▶ **WORK TO BE COMPLETED**:
All of the lines below are to be printed again exactly; images are excluded from the output.

(Dataset items)
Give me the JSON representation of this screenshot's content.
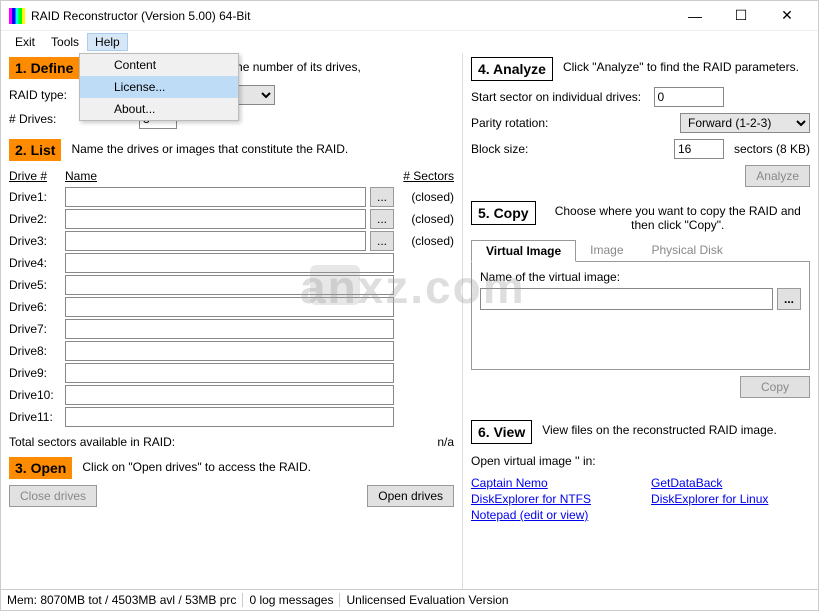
{
  "window": {
    "title": "RAID Reconstructor (Version 5.00) 64-Bit"
  },
  "menu": {
    "items": [
      "Exit",
      "Tools",
      "Help"
    ],
    "dropdown": [
      "Content",
      "License...",
      "About..."
    ]
  },
  "step1": {
    "badge": "1. Define",
    "text": "and the number of its drives,",
    "raid_type_label": "RAID type:",
    "raid_type_value": "",
    "drives_label": "# Drives:",
    "drives_value": "3"
  },
  "step2": {
    "badge": "2. List",
    "text": "Name the drives or images that constitute the RAID.",
    "hdr_drive": "Drive #",
    "hdr_name": "Name",
    "hdr_sectors": "# Sectors",
    "drives": [
      {
        "label": "Drive1:",
        "status": "(closed)",
        "browse": true
      },
      {
        "label": "Drive2:",
        "status": "(closed)",
        "browse": true
      },
      {
        "label": "Drive3:",
        "status": "(closed)",
        "browse": true
      },
      {
        "label": "Drive4:",
        "status": "",
        "browse": false
      },
      {
        "label": "Drive5:",
        "status": "",
        "browse": false
      },
      {
        "label": "Drive6:",
        "status": "",
        "browse": false
      },
      {
        "label": "Drive7:",
        "status": "",
        "browse": false
      },
      {
        "label": "Drive8:",
        "status": "",
        "browse": false
      },
      {
        "label": "Drive9:",
        "status": "",
        "browse": false
      },
      {
        "label": "Drive10:",
        "status": "",
        "browse": false
      },
      {
        "label": "Drive11:",
        "status": "",
        "browse": false
      }
    ],
    "total_label": "Total sectors available in RAID:",
    "total_value": "n/a"
  },
  "step3": {
    "badge": "3. Open",
    "text": "Click on \"Open drives\" to access the RAID.",
    "close_btn": "Close drives",
    "open_btn": "Open drives"
  },
  "step4": {
    "badge": "4. Analyze",
    "text": "Click \"Analyze\" to find the RAID parameters.",
    "start_label": "Start sector on individual drives:",
    "start_value": "0",
    "parity_label": "Parity rotation:",
    "parity_value": "Forward (1-2-3)",
    "block_label": "Block size:",
    "block_value": "16",
    "block_unit": "sectors (8 KB)",
    "analyze_btn": "Analyze"
  },
  "step5": {
    "badge": "5. Copy",
    "text": "Choose where you want to copy the RAID and then click \"Copy\".",
    "tabs": [
      "Virtual Image",
      "Image",
      "Physical Disk"
    ],
    "name_label": "Name of the virtual image:",
    "browse": "...",
    "copy_btn": "Copy"
  },
  "step6": {
    "badge": "6. View",
    "text": "View files on the reconstructed RAID image.",
    "open_label": "Open virtual image '' in:",
    "links_left": [
      "Captain Nemo",
      "DiskExplorer for NTFS",
      "Notepad (edit or view)"
    ],
    "links_right": [
      "GetDataBack",
      "DiskExplorer for Linux"
    ]
  },
  "status": {
    "mem": "Mem: 8070MB tot / 4503MB avl / 53MB prc",
    "log": "0 log messages",
    "lic": "Unlicensed Evaluation Version"
  },
  "watermark": "anxz.com"
}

▶ **RESULT OF THE TASK**:
Give me the JSON representation of this screenshot's content.
{
  "window": {
    "title": "RAID Reconstructor (Version 5.00) 64-Bit"
  },
  "menu": {
    "items": [
      "Exit",
      "Tools",
      "Help"
    ],
    "dropdown": [
      "Content",
      "License...",
      "About..."
    ]
  },
  "step1": {
    "badge": "1. Define",
    "text": "and the number of its drives,",
    "raid_type_label": "RAID type:",
    "raid_type_value": "",
    "drives_label": "# Drives:",
    "drives_value": "3"
  },
  "step2": {
    "badge": "2. List",
    "text": "Name the drives or images that constitute the RAID.",
    "hdr_drive": "Drive #",
    "hdr_name": "Name",
    "hdr_sectors": "# Sectors",
    "drives": [
      {
        "label": "Drive1:",
        "status": "(closed)",
        "browse": true
      },
      {
        "label": "Drive2:",
        "status": "(closed)",
        "browse": true
      },
      {
        "label": "Drive3:",
        "status": "(closed)",
        "browse": true
      },
      {
        "label": "Drive4:",
        "status": "",
        "browse": false
      },
      {
        "label": "Drive5:",
        "status": "",
        "browse": false
      },
      {
        "label": "Drive6:",
        "status": "",
        "browse": false
      },
      {
        "label": "Drive7:",
        "status": "",
        "browse": false
      },
      {
        "label": "Drive8:",
        "status": "",
        "browse": false
      },
      {
        "label": "Drive9:",
        "status": "",
        "browse": false
      },
      {
        "label": "Drive10:",
        "status": "",
        "browse": false
      },
      {
        "label": "Drive11:",
        "status": "",
        "browse": false
      }
    ],
    "total_label": "Total sectors available in RAID:",
    "total_value": "n/a"
  },
  "step3": {
    "badge": "3. Open",
    "text": "Click on \"Open drives\" to access the RAID.",
    "close_btn": "Close drives",
    "open_btn": "Open drives"
  },
  "step4": {
    "badge": "4. Analyze",
    "text": "Click \"Analyze\" to find the RAID parameters.",
    "start_label": "Start sector on individual drives:",
    "start_value": "0",
    "parity_label": "Parity rotation:",
    "parity_value": "Forward (1-2-3)",
    "block_label": "Block size:",
    "block_value": "16",
    "block_unit": "sectors (8 KB)",
    "analyze_btn": "Analyze"
  },
  "step5": {
    "badge": "5. Copy",
    "text": "Choose where you want to copy the RAID and then click \"Copy\".",
    "tabs": [
      "Virtual Image",
      "Image",
      "Physical Disk"
    ],
    "name_label": "Name of the virtual image:",
    "browse": "...",
    "copy_btn": "Copy"
  },
  "step6": {
    "badge": "6. View",
    "text": "View files on the reconstructed RAID image.",
    "open_label": "Open virtual image '' in:",
    "links_left": [
      "Captain Nemo",
      "DiskExplorer for NTFS",
      "Notepad (edit or view)"
    ],
    "links_right": [
      "GetDataBack",
      "DiskExplorer for Linux"
    ]
  },
  "status": {
    "mem": "Mem: 8070MB tot / 4503MB avl / 53MB prc",
    "log": "0 log messages",
    "lic": "Unlicensed Evaluation Version"
  },
  "watermark": "anxz.com"
}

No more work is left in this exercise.